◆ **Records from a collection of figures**
■ ■ ■ ■ ■

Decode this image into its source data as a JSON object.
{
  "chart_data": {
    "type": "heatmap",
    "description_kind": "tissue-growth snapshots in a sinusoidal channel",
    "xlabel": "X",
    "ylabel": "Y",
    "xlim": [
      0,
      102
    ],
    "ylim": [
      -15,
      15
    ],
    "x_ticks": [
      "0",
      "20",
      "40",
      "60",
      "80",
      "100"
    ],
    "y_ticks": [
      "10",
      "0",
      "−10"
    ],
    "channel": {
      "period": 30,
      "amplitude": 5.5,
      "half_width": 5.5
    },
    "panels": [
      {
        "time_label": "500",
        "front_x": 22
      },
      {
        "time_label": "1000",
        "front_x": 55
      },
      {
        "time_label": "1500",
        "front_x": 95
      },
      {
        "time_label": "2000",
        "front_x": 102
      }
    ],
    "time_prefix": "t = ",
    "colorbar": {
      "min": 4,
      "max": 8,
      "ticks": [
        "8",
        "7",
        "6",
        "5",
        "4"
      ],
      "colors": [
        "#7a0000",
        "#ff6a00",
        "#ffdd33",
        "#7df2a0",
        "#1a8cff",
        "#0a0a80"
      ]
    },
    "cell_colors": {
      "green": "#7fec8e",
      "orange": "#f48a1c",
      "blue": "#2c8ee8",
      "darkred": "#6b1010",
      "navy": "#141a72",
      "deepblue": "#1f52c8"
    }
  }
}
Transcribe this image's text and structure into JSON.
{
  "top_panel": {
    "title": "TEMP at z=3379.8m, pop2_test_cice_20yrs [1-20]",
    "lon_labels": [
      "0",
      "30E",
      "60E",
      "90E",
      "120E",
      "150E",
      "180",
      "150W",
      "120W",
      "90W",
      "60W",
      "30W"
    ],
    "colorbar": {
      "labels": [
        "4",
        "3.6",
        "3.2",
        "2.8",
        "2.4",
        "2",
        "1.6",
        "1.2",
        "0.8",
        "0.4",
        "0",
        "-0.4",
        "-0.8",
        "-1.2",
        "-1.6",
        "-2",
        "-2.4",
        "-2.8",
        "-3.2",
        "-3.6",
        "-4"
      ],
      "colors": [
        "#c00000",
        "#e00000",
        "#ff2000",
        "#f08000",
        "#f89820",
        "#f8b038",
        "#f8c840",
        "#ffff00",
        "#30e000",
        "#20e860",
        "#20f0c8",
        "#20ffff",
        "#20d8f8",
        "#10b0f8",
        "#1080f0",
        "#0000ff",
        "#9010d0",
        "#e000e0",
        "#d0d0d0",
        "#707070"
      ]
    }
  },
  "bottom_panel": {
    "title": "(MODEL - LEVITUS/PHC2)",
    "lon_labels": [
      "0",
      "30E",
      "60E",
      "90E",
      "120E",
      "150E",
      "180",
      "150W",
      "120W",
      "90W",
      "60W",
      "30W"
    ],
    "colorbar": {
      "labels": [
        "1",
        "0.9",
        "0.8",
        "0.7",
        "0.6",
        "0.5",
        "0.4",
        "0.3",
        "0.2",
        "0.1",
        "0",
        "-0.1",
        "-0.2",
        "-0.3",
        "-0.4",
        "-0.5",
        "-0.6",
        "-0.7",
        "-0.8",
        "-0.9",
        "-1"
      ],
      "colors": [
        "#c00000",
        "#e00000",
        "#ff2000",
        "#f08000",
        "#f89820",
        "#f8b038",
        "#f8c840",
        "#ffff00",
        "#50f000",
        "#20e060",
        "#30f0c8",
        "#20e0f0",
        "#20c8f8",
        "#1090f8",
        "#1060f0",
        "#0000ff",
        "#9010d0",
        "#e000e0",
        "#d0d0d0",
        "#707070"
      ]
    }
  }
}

■ ■ ■ ■ ■

◆ **REQUIRED WORK**
Every record shown above must be echoed exactly.

◆ **TASK RESULT**
Decode this image into its source data as a JSON object.
{
  "chart_data": {
    "type": "heatmap",
    "description_kind": "tissue-growth snapshots in a sinusoidal channel",
    "xlabel": "X",
    "ylabel": "Y",
    "xlim": [
      0,
      102
    ],
    "ylim": [
      -15,
      15
    ],
    "x_ticks": [
      "0",
      "20",
      "40",
      "60",
      "80",
      "100"
    ],
    "y_ticks": [
      "10",
      "0",
      "−10"
    ],
    "channel": {
      "period": 30,
      "amplitude": 5.5,
      "half_width": 5.5
    },
    "panels": [
      {
        "time_label": "500",
        "front_x": 22
      },
      {
        "time_label": "1000",
        "front_x": 55
      },
      {
        "time_label": "1500",
        "front_x": 95
      },
      {
        "time_label": "2000",
        "front_x": 102
      }
    ],
    "time_prefix": "t = ",
    "colorbar": {
      "min": 4,
      "max": 8,
      "ticks": [
        "8",
        "7",
        "6",
        "5",
        "4"
      ],
      "colors": [
        "#7a0000",
        "#ff6a00",
        "#ffdd33",
        "#7df2a0",
        "#1a8cff",
        "#0a0a80"
      ]
    },
    "cell_colors": {
      "green": "#7fec8e",
      "orange": "#f48a1c",
      "blue": "#2c8ee8",
      "darkred": "#6b1010",
      "navy": "#141a72",
      "deepblue": "#1f52c8"
    }
  }
}
Transcribe this image's text and structure into JSON.
{
  "top_panel": {
    "title": "TEMP at z=3379.8m, pop2_test_cice_20yrs [1-20]",
    "lon_labels": [
      "0",
      "30E",
      "60E",
      "90E",
      "120E",
      "150E",
      "180",
      "150W",
      "120W",
      "90W",
      "60W",
      "30W"
    ],
    "colorbar": {
      "labels": [
        "4",
        "3.6",
        "3.2",
        "2.8",
        "2.4",
        "2",
        "1.6",
        "1.2",
        "0.8",
        "0.4",
        "0",
        "-0.4",
        "-0.8",
        "-1.2",
        "-1.6",
        "-2",
        "-2.4",
        "-2.8",
        "-3.2",
        "-3.6",
        "-4"
      ],
      "colors": [
        "#c00000",
        "#e00000",
        "#ff2000",
        "#f08000",
        "#f89820",
        "#f8b038",
        "#f8c840",
        "#ffff00",
        "#30e000",
        "#20e860",
        "#20f0c8",
        "#20ffff",
        "#20d8f8",
        "#10b0f8",
        "#1080f0",
        "#0000ff",
        "#9010d0",
        "#e000e0",
        "#d0d0d0",
        "#707070"
      ]
    }
  },
  "bottom_panel": {
    "title": "(MODEL - LEVITUS/PHC2)",
    "lon_labels": [
      "0",
      "30E",
      "60E",
      "90E",
      "120E",
      "150E",
      "180",
      "150W",
      "120W",
      "90W",
      "60W",
      "30W"
    ],
    "colorbar": {
      "labels": [
        "1",
        "0.9",
        "0.8",
        "0.7",
        "0.6",
        "0.5",
        "0.4",
        "0.3",
        "0.2",
        "0.1",
        "0",
        "-0.1",
        "-0.2",
        "-0.3",
        "-0.4",
        "-0.5",
        "-0.6",
        "-0.7",
        "-0.8",
        "-0.9",
        "-1"
      ],
      "colors": [
        "#c00000",
        "#e00000",
        "#ff2000",
        "#f08000",
        "#f89820",
        "#f8b038",
        "#f8c840",
        "#ffff00",
        "#50f000",
        "#20e060",
        "#30f0c8",
        "#20e0f0",
        "#20c8f8",
        "#1090f8",
        "#1060f0",
        "#0000ff",
        "#9010d0",
        "#e000e0",
        "#d0d0d0",
        "#707070"
      ]
    }
  }
}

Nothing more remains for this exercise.